__Task directions__
Exactly reproduce each line of the listing that follows.

:: Material provided ::

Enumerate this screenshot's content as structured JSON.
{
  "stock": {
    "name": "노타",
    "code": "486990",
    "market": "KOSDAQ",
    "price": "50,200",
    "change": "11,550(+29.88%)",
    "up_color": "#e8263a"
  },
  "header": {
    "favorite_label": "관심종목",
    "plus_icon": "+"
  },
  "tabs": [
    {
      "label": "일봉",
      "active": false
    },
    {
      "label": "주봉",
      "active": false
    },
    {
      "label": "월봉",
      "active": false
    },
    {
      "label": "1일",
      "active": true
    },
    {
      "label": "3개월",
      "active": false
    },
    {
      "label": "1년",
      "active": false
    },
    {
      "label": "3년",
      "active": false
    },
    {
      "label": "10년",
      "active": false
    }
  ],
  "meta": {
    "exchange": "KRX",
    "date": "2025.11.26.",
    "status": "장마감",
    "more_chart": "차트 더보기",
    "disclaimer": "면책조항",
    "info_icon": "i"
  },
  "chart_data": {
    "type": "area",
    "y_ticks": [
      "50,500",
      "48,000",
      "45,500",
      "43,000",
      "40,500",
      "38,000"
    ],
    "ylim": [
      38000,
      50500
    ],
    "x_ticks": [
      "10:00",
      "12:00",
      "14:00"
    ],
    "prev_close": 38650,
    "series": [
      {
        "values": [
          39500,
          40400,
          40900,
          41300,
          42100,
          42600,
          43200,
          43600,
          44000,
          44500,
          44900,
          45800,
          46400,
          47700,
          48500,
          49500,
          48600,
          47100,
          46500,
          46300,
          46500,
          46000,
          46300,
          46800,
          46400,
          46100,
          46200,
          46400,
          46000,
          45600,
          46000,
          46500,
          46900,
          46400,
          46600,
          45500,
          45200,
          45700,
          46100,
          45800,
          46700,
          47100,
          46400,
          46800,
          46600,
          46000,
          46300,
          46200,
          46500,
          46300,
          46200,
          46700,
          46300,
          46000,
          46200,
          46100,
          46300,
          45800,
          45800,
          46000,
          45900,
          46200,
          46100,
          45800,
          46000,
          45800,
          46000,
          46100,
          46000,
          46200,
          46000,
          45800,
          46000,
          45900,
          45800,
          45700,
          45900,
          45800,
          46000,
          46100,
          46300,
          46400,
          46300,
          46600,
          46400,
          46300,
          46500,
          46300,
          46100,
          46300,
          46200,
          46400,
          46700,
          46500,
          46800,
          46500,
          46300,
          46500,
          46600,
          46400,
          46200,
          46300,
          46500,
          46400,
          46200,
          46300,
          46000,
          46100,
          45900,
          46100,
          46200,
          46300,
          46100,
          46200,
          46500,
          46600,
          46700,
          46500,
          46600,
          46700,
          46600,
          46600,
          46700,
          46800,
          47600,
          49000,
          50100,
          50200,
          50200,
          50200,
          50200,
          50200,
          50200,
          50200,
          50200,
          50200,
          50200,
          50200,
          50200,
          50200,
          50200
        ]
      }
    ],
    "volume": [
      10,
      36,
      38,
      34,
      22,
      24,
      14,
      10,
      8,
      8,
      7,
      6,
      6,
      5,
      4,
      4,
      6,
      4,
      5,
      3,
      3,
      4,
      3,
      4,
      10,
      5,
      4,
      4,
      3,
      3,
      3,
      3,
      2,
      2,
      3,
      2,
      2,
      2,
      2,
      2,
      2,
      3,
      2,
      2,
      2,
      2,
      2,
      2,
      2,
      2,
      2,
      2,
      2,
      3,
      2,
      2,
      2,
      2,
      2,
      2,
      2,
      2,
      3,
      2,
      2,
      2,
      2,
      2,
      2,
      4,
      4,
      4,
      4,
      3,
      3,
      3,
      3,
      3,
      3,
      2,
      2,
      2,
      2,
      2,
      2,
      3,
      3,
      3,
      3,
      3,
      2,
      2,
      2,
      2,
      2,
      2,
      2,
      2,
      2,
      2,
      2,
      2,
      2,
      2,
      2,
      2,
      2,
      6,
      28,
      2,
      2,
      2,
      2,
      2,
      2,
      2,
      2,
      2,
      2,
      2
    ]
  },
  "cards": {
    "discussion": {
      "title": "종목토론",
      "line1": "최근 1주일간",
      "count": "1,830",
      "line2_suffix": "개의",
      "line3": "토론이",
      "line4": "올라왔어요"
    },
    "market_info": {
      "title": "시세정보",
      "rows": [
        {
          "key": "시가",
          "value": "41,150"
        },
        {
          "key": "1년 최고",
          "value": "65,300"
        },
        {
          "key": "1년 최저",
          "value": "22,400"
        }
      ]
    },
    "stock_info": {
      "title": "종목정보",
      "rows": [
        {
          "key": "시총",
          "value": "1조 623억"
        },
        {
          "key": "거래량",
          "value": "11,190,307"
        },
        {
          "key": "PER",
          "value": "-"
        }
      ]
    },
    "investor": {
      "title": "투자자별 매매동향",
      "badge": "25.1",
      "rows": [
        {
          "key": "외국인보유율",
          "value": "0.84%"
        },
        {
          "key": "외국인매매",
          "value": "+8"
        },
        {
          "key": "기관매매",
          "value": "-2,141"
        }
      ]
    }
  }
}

:::

__Answer to the problem__
Enumerate this screenshot's content as structured JSON.
{
  "stock": {
    "name": "노타",
    "code": "486990",
    "market": "KOSDAQ",
    "price": "50,200",
    "change": "11,550(+29.88%)",
    "up_color": "#e8263a"
  },
  "header": {
    "favorite_label": "관심종목",
    "plus_icon": "+"
  },
  "tabs": [
    {
      "label": "일봉",
      "active": false
    },
    {
      "label": "주봉",
      "active": false
    },
    {
      "label": "월봉",
      "active": false
    },
    {
      "label": "1일",
      "active": true
    },
    {
      "label": "3개월",
      "active": false
    },
    {
      "label": "1년",
      "active": false
    },
    {
      "label": "3년",
      "active": false
    },
    {
      "label": "10년",
      "active": false
    }
  ],
  "meta": {
    "exchange": "KRX",
    "date": "2025.11.26.",
    "status": "장마감",
    "more_chart": "차트 더보기",
    "disclaimer": "면책조항",
    "info_icon": "i"
  },
  "chart_data": {
    "type": "area",
    "y_ticks": [
      "50,500",
      "48,000",
      "45,500",
      "43,000",
      "40,500",
      "38,000"
    ],
    "ylim": [
      38000,
      50500
    ],
    "x_ticks": [
      "10:00",
      "12:00",
      "14:00"
    ],
    "prev_close": 38650,
    "series": [
      {
        "values": [
          39500,
          40400,
          40900,
          41300,
          42100,
          42600,
          43200,
          43600,
          44000,
          44500,
          44900,
          45800,
          46400,
          47700,
          48500,
          49500,
          48600,
          47100,
          46500,
          46300,
          46500,
          46000,
          46300,
          46800,
          46400,
          46100,
          46200,
          46400,
          46000,
          45600,
          46000,
          46500,
          46900,
          46400,
          46600,
          45500,
          45200,
          45700,
          46100,
          45800,
          46700,
          47100,
          46400,
          46800,
          46600,
          46000,
          46300,
          46200,
          46500,
          46300,
          46200,
          46700,
          46300,
          46000,
          46200,
          46100,
          46300,
          45800,
          45800,
          46000,
          45900,
          46200,
          46100,
          45800,
          46000,
          45800,
          46000,
          46100,
          46000,
          46200,
          46000,
          45800,
          46000,
          45900,
          45800,
          45700,
          45900,
          45800,
          46000,
          46100,
          46300,
          46400,
          46300,
          46600,
          46400,
          46300,
          46500,
          46300,
          46100,
          46300,
          46200,
          46400,
          46700,
          46500,
          46800,
          46500,
          46300,
          46500,
          46600,
          46400,
          46200,
          46300,
          46500,
          46400,
          46200,
          46300,
          46000,
          46100,
          45900,
          46100,
          46200,
          46300,
          46100,
          46200,
          46500,
          46600,
          46700,
          46500,
          46600,
          46700,
          46600,
          46600,
          46700,
          46800,
          47600,
          49000,
          50100,
          50200,
          50200,
          50200,
          50200,
          50200,
          50200,
          50200,
          50200,
          50200,
          50200,
          50200,
          50200,
          50200,
          50200
        ]
      }
    ],
    "volume": [
      10,
      36,
      38,
      34,
      22,
      24,
      14,
      10,
      8,
      8,
      7,
      6,
      6,
      5,
      4,
      4,
      6,
      4,
      5,
      3,
      3,
      4,
      3,
      4,
      10,
      5,
      4,
      4,
      3,
      3,
      3,
      3,
      2,
      2,
      3,
      2,
      2,
      2,
      2,
      2,
      2,
      3,
      2,
      2,
      2,
      2,
      2,
      2,
      2,
      2,
      2,
      2,
      2,
      3,
      2,
      2,
      2,
      2,
      2,
      2,
      2,
      2,
      3,
      2,
      2,
      2,
      2,
      2,
      2,
      4,
      4,
      4,
      4,
      3,
      3,
      3,
      3,
      3,
      3,
      2,
      2,
      2,
      2,
      2,
      2,
      3,
      3,
      3,
      3,
      3,
      2,
      2,
      2,
      2,
      2,
      2,
      2,
      2,
      2,
      2,
      2,
      2,
      2,
      2,
      2,
      2,
      2,
      6,
      28,
      2,
      2,
      2,
      2,
      2,
      2,
      2,
      2,
      2,
      2,
      2
    ]
  },
  "cards": {
    "discussion": {
      "title": "종목토론",
      "line1": "최근 1주일간",
      "count": "1,830",
      "line2_suffix": "개의",
      "line3": "토론이",
      "line4": "올라왔어요"
    },
    "market_info": {
      "title": "시세정보",
      "rows": [
        {
          "key": "시가",
          "value": "41,150"
        },
        {
          "key": "1년 최고",
          "value": "65,300"
        },
        {
          "key": "1년 최저",
          "value": "22,400"
        }
      ]
    },
    "stock_info": {
      "title": "종목정보",
      "rows": [
        {
          "key": "시총",
          "value": "1조 623억"
        },
        {
          "key": "거래량",
          "value": "11,190,307"
        },
        {
          "key": "PER",
          "value": "-"
        }
      ]
    },
    "investor": {
      "title": "투자자별 매매동향",
      "badge": "25.1",
      "rows": [
        {
          "key": "외국인보유율",
          "value": "0.84%"
        },
        {
          "key": "외국인매매",
          "value": "+8"
        },
        {
          "key": "기관매매",
          "value": "-2,141"
        }
      ]
    }
  }
}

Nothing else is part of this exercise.